### Source data
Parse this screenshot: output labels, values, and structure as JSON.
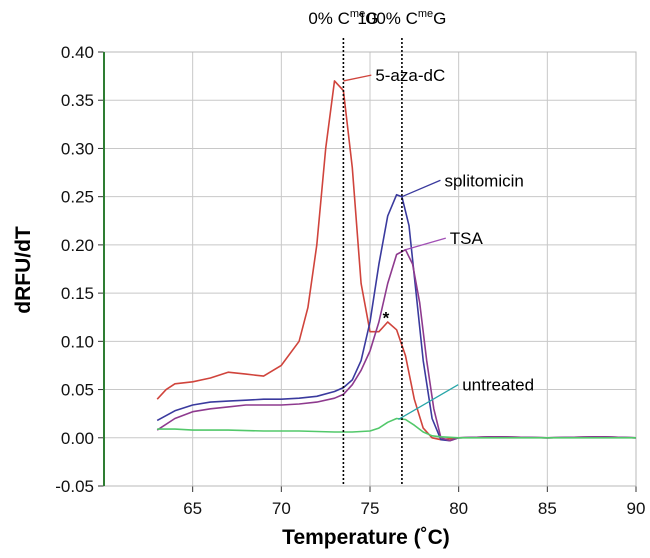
{
  "chart_data": {
    "type": "line",
    "xlabel": "Temperature (˚C)",
    "ylabel": "dRFU/dT",
    "xlim": [
      60,
      90
    ],
    "ylim": [
      -0.05,
      0.4
    ],
    "xticks": [
      65,
      70,
      75,
      80,
      85,
      90
    ],
    "yticks": [
      -0.05,
      0.0,
      0.05,
      0.1,
      0.15,
      0.2,
      0.25,
      0.3,
      0.35,
      0.4
    ],
    "ytick_labels": [
      "-0.05",
      "0.00",
      "0.05",
      "0.10",
      "0.15",
      "0.20",
      "0.25",
      "0.30",
      "0.35",
      "0.40"
    ],
    "xtick_labels": [
      "65",
      "70",
      "75",
      "80",
      "85",
      "90"
    ],
    "grid": true,
    "reference_lines": [
      {
        "x": 73.5,
        "label_main": "0% C",
        "label_sup": "me",
        "label_end": "G"
      },
      {
        "x": 76.8,
        "label_main": "100% C",
        "label_sup": "me",
        "label_end": "G"
      }
    ],
    "series": [
      {
        "name": "5-aza-dC",
        "color": "#d0443c",
        "x": [
          63,
          63.5,
          64,
          65,
          66,
          67,
          68,
          69,
          70,
          71,
          71.5,
          72,
          72.5,
          73,
          73.5,
          74,
          74.5,
          75,
          75.5,
          76,
          76.5,
          77,
          77.5,
          78,
          78.5,
          79,
          80,
          82,
          85,
          88,
          90
        ],
        "y": [
          0.04,
          0.05,
          0.056,
          0.058,
          0.062,
          0.068,
          0.066,
          0.064,
          0.075,
          0.1,
          0.135,
          0.2,
          0.3,
          0.37,
          0.36,
          0.28,
          0.16,
          0.11,
          0.11,
          0.12,
          0.112,
          0.085,
          0.04,
          0.01,
          0.0,
          -0.002,
          0.0,
          0.001,
          0.0,
          0.001,
          0.0
        ]
      },
      {
        "name": "splitomicin",
        "color": "#3a3a9e",
        "x": [
          63,
          64,
          65,
          66,
          67,
          68,
          69,
          70,
          71,
          72,
          73,
          73.5,
          74,
          74.5,
          75,
          75.5,
          76,
          76.5,
          76.8,
          77.2,
          77.6,
          78,
          78.5,
          79,
          79.5,
          80,
          82,
          85,
          88,
          90
        ],
        "y": [
          0.018,
          0.028,
          0.034,
          0.037,
          0.038,
          0.039,
          0.04,
          0.04,
          0.041,
          0.043,
          0.048,
          0.052,
          0.06,
          0.08,
          0.12,
          0.18,
          0.23,
          0.252,
          0.25,
          0.22,
          0.15,
          0.08,
          0.02,
          -0.002,
          -0.003,
          0.0,
          0.001,
          0.0,
          0.001,
          0.0
        ]
      },
      {
        "name": "TSA",
        "color": "#8e3a8e",
        "x": [
          63,
          64,
          65,
          66,
          67,
          68,
          69,
          70,
          71,
          72,
          73,
          73.5,
          74,
          74.5,
          75,
          75.5,
          76,
          76.5,
          77,
          77.4,
          77.8,
          78.2,
          78.6,
          79,
          79.5,
          80,
          82,
          85,
          88,
          90
        ],
        "y": [
          0.008,
          0.02,
          0.027,
          0.03,
          0.032,
          0.034,
          0.034,
          0.034,
          0.035,
          0.037,
          0.041,
          0.045,
          0.055,
          0.07,
          0.09,
          0.12,
          0.16,
          0.19,
          0.195,
          0.18,
          0.14,
          0.08,
          0.03,
          0.0,
          -0.003,
          0.0,
          0.001,
          0.0,
          0.001,
          0.0
        ]
      },
      {
        "name": "untreated",
        "color": "#52c86a",
        "x": [
          63,
          64,
          65,
          67,
          69,
          71,
          73,
          74,
          75,
          75.5,
          76,
          76.5,
          77,
          77.5,
          78,
          78.5,
          79,
          80,
          85,
          90
        ],
        "y": [
          0.009,
          0.009,
          0.008,
          0.008,
          0.007,
          0.007,
          0.006,
          0.006,
          0.007,
          0.01,
          0.016,
          0.02,
          0.019,
          0.013,
          0.006,
          0.002,
          0.001,
          0.0,
          0.0,
          0.0
        ]
      }
    ],
    "annotations": [
      {
        "text": "5-aza-dC",
        "series": "5-aza-dC",
        "point": [
          73.5,
          0.37
        ],
        "label_at": [
          75.3,
          0.376
        ],
        "color": "#d0443c"
      },
      {
        "text": "splitomicin",
        "series": "splitomicin",
        "point": [
          76.8,
          0.25
        ],
        "label_at": [
          79.2,
          0.267
        ],
        "color": "#3a3a9e"
      },
      {
        "text": "TSA",
        "series": "TSA",
        "point": [
          77.0,
          0.195
        ],
        "label_at": [
          79.5,
          0.207
        ],
        "color": "#a14fb5"
      },
      {
        "text": "untreated",
        "series": "untreated",
        "point": [
          76.6,
          0.019
        ],
        "label_at": [
          80.2,
          0.055
        ],
        "color": "#27a6a8"
      },
      {
        "text": "*",
        "series": "5-aza-dC",
        "point": [
          76.0,
          0.125
        ],
        "label_at": [
          75.9,
          0.127
        ],
        "color": "#000000"
      }
    ]
  }
}
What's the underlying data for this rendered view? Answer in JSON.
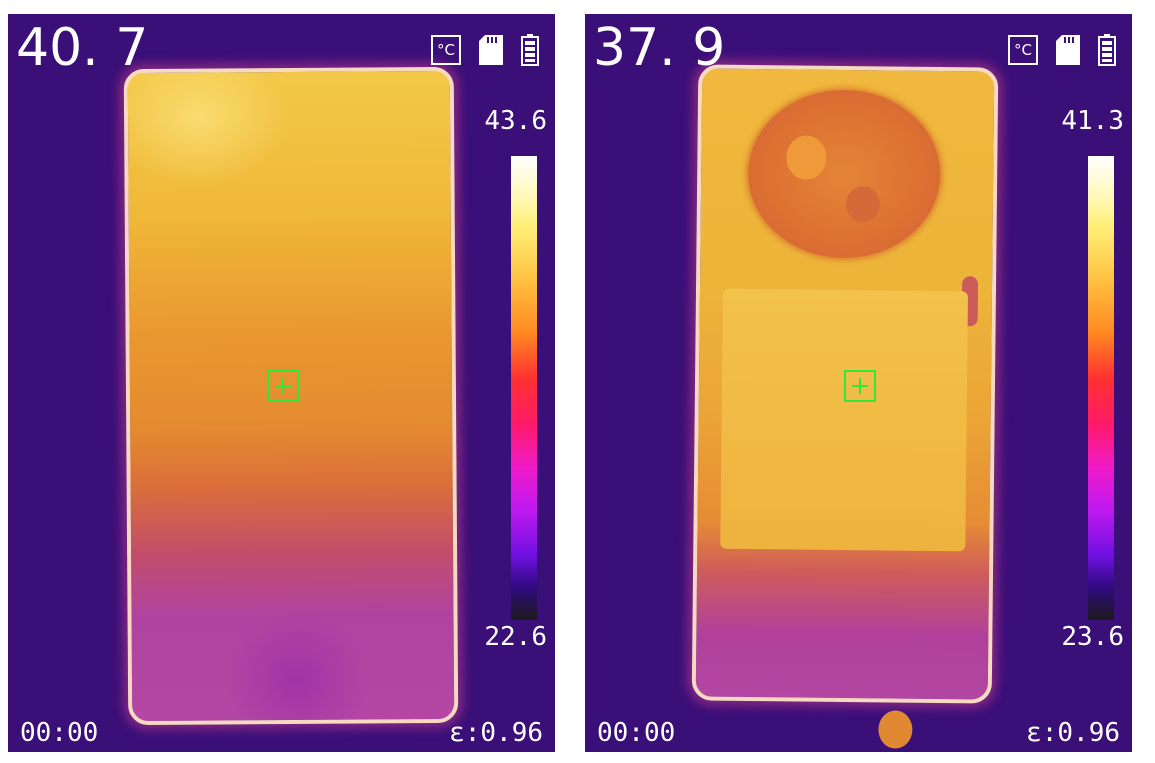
{
  "panels": [
    {
      "center_temp": "40. 7",
      "unit_icon": "°C",
      "scale_max": "43.6",
      "scale_min": "22.6",
      "time": "00:00",
      "emissivity": "ε:0.96"
    },
    {
      "center_temp": "37. 9",
      "unit_icon": "°C",
      "scale_max": "41.3",
      "scale_min": "23.6",
      "time": "00:00",
      "emissivity": "ε:0.96"
    }
  ],
  "icons": [
    "celsius-icon",
    "sd-card-icon",
    "battery-icon",
    "crosshair-icon"
  ],
  "colors": {
    "background": "#3b0f78",
    "crosshair": "#2ee83a",
    "text": "#ffffff"
  }
}
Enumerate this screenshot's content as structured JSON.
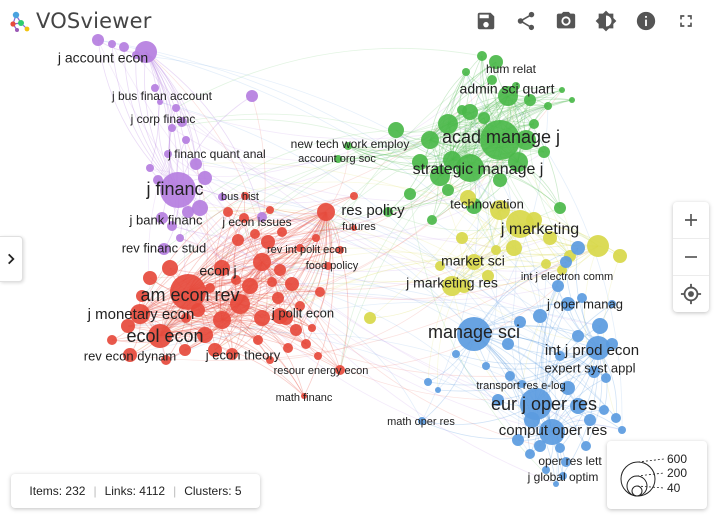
{
  "app": {
    "title": "VOSviewer"
  },
  "toolbar": {
    "buttons": [
      {
        "name": "save-icon"
      },
      {
        "name": "share-icon"
      },
      {
        "name": "camera-icon"
      },
      {
        "name": "brightness-icon"
      },
      {
        "name": "info-icon"
      },
      {
        "name": "fullscreen-icon"
      }
    ]
  },
  "colors": {
    "purple": "#b57ee0",
    "red": "#e64a3c",
    "green": "#4bb84a",
    "yellow": "#d8d84a",
    "blue": "#5b9be0"
  },
  "network": {
    "labels": [
      {
        "text": "j account econ",
        "cluster": "purple"
      },
      {
        "text": "j bus finan account",
        "cluster": "purple"
      },
      {
        "text": "j corp financ",
        "cluster": "purple"
      },
      {
        "text": "j financ quant anal",
        "cluster": "purple"
      },
      {
        "text": "j financ",
        "cluster": "purple"
      },
      {
        "text": "bus hist",
        "cluster": "purple"
      },
      {
        "text": "j bank financ",
        "cluster": "purple"
      },
      {
        "text": "j econ issues",
        "cluster": "red"
      },
      {
        "text": "rev financ stud",
        "cluster": "purple"
      },
      {
        "text": "rev int polit econ",
        "cluster": "red"
      },
      {
        "text": "food policy",
        "cluster": "red"
      },
      {
        "text": "econ j",
        "cluster": "red"
      },
      {
        "text": "am econ rev",
        "cluster": "red"
      },
      {
        "text": "j monetary econ",
        "cluster": "red"
      },
      {
        "text": "ecol econ",
        "cluster": "red"
      },
      {
        "text": "j polit econ",
        "cluster": "red"
      },
      {
        "text": "rev econ dynam",
        "cluster": "red"
      },
      {
        "text": "j econ theory",
        "cluster": "red"
      },
      {
        "text": "resour energy econ",
        "cluster": "red"
      },
      {
        "text": "math financ",
        "cluster": "red"
      },
      {
        "text": "res policy",
        "cluster": "red"
      },
      {
        "text": "futures",
        "cluster": "red"
      },
      {
        "text": "new tech work employ",
        "cluster": "green"
      },
      {
        "text": "account org soc",
        "cluster": "green"
      },
      {
        "text": "hum relat",
        "cluster": "green"
      },
      {
        "text": "admin sci quart",
        "cluster": "green"
      },
      {
        "text": "acad manage j",
        "cluster": "green"
      },
      {
        "text": "strategic manage j",
        "cluster": "green"
      },
      {
        "text": "technovation",
        "cluster": "green"
      },
      {
        "text": "j marketing",
        "cluster": "yellow"
      },
      {
        "text": "market sci",
        "cluster": "yellow"
      },
      {
        "text": "int j electron comm",
        "cluster": "yellow"
      },
      {
        "text": "j marketing res",
        "cluster": "yellow"
      },
      {
        "text": "j oper manag",
        "cluster": "blue"
      },
      {
        "text": "manage sci",
        "cluster": "blue"
      },
      {
        "text": "int j prod econ",
        "cluster": "blue"
      },
      {
        "text": "expert syst appl",
        "cluster": "blue"
      },
      {
        "text": "transport res e-log",
        "cluster": "blue"
      },
      {
        "text": "eur j oper res",
        "cluster": "blue"
      },
      {
        "text": "math oper res",
        "cluster": "blue"
      },
      {
        "text": "comput oper res",
        "cluster": "blue"
      },
      {
        "text": "oper res lett",
        "cluster": "blue"
      },
      {
        "text": "j global optim",
        "cluster": "blue"
      }
    ]
  },
  "stats": {
    "items_label": "Items: 232",
    "links_label": "Links: 4112",
    "clusters_label": "Clusters: 5"
  },
  "size_legend": {
    "values": [
      "600",
      "200",
      "40"
    ]
  }
}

### Task details
Extract every line that has the string "marketing" in it.

### Answer to this task
        "text": "j marketing",
        "text": "j marketing res",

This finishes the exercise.